Extract every record, keeping each one exactly as it is.

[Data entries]
———

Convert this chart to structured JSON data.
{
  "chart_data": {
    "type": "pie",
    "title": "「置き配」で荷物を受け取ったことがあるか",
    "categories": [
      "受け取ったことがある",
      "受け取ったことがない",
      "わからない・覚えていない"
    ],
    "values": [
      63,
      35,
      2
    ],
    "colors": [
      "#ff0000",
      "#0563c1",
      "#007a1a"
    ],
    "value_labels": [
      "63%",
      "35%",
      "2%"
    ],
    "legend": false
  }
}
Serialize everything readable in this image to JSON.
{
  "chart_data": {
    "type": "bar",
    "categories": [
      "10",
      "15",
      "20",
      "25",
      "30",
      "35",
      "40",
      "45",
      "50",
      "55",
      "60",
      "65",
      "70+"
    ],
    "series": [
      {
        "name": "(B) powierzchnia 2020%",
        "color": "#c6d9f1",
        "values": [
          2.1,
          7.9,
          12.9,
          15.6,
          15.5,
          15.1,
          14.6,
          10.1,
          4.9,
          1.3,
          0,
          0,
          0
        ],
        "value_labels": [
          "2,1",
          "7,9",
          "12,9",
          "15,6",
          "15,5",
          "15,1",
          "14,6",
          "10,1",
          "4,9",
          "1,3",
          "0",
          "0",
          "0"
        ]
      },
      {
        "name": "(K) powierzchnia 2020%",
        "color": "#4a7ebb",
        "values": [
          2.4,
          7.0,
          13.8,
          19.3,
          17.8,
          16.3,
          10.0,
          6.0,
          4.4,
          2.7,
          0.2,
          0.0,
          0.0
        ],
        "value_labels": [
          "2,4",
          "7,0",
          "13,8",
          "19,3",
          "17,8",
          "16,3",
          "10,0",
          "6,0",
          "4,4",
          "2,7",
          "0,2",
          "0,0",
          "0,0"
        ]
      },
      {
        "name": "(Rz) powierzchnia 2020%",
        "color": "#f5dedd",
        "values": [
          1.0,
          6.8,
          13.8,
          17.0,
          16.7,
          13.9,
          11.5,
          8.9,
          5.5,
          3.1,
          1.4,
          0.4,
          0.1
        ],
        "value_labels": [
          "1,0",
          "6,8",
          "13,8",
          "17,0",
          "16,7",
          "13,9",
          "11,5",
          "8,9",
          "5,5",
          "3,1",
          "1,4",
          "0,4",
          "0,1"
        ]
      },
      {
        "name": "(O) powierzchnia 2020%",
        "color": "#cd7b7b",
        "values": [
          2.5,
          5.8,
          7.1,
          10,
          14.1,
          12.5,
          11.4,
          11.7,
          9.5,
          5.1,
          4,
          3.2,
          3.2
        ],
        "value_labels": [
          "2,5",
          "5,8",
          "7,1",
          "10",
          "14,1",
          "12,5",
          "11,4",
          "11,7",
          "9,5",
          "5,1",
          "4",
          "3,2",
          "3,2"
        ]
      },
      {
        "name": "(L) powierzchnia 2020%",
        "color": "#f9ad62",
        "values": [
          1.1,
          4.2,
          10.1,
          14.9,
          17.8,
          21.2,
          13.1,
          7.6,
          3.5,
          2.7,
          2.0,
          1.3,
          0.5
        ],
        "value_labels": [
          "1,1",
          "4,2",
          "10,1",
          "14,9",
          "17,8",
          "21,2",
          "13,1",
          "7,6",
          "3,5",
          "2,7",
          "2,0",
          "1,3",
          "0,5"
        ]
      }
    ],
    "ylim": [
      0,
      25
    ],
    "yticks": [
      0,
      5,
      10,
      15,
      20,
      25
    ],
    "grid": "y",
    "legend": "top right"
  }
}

———

• Complete answer:
Convert this chart to structured JSON data.
{
  "chart_data": {
    "type": "pie",
    "title": "「置き配」で荷物を受け取ったことがあるか",
    "categories": [
      "受け取ったことがある",
      "受け取ったことがない",
      "わからない・覚えていない"
    ],
    "values": [
      63,
      35,
      2
    ],
    "colors": [
      "#ff0000",
      "#0563c1",
      "#007a1a"
    ],
    "value_labels": [
      "63%",
      "35%",
      "2%"
    ],
    "legend": false
  }
}
Serialize everything readable in this image to JSON.
{
  "chart_data": {
    "type": "bar",
    "categories": [
      "10",
      "15",
      "20",
      "25",
      "30",
      "35",
      "40",
      "45",
      "50",
      "55",
      "60",
      "65",
      "70+"
    ],
    "series": [
      {
        "name": "(B) powierzchnia 2020%",
        "color": "#c6d9f1",
        "values": [
          2.1,
          7.9,
          12.9,
          15.6,
          15.5,
          15.1,
          14.6,
          10.1,
          4.9,
          1.3,
          0,
          0,
          0
        ],
        "value_labels": [
          "2,1",
          "7,9",
          "12,9",
          "15,6",
          "15,5",
          "15,1",
          "14,6",
          "10,1",
          "4,9",
          "1,3",
          "0",
          "0",
          "0"
        ]
      },
      {
        "name": "(K) powierzchnia 2020%",
        "color": "#4a7ebb",
        "values": [
          2.4,
          7.0,
          13.8,
          19.3,
          17.8,
          16.3,
          10.0,
          6.0,
          4.4,
          2.7,
          0.2,
          0.0,
          0.0
        ],
        "value_labels": [
          "2,4",
          "7,0",
          "13,8",
          "19,3",
          "17,8",
          "16,3",
          "10,0",
          "6,0",
          "4,4",
          "2,7",
          "0,2",
          "0,0",
          "0,0"
        ]
      },
      {
        "name": "(Rz) powierzchnia 2020%",
        "color": "#f5dedd",
        "values": [
          1.0,
          6.8,
          13.8,
          17.0,
          16.7,
          13.9,
          11.5,
          8.9,
          5.5,
          3.1,
          1.4,
          0.4,
          0.1
        ],
        "value_labels": [
          "1,0",
          "6,8",
          "13,8",
          "17,0",
          "16,7",
          "13,9",
          "11,5",
          "8,9",
          "5,5",
          "3,1",
          "1,4",
          "0,4",
          "0,1"
        ]
      },
      {
        "name": "(O) powierzchnia 2020%",
        "color": "#cd7b7b",
        "values": [
          2.5,
          5.8,
          7.1,
          10,
          14.1,
          12.5,
          11.4,
          11.7,
          9.5,
          5.1,
          4,
          3.2,
          3.2
        ],
        "value_labels": [
          "2,5",
          "5,8",
          "7,1",
          "10",
          "14,1",
          "12,5",
          "11,4",
          "11,7",
          "9,5",
          "5,1",
          "4",
          "3,2",
          "3,2"
        ]
      },
      {
        "name": "(L) powierzchnia 2020%",
        "color": "#f9ad62",
        "values": [
          1.1,
          4.2,
          10.1,
          14.9,
          17.8,
          21.2,
          13.1,
          7.6,
          3.5,
          2.7,
          2.0,
          1.3,
          0.5
        ],
        "value_labels": [
          "1,1",
          "4,2",
          "10,1",
          "14,9",
          "17,8",
          "21,2",
          "13,1",
          "7,6",
          "3,5",
          "2,7",
          "2,0",
          "1,3",
          "0,5"
        ]
      }
    ],
    "ylim": [
      0,
      25
    ],
    "yticks": [
      0,
      5,
      10,
      15,
      20,
      25
    ],
    "grid": "y",
    "legend": "top right"
  }
}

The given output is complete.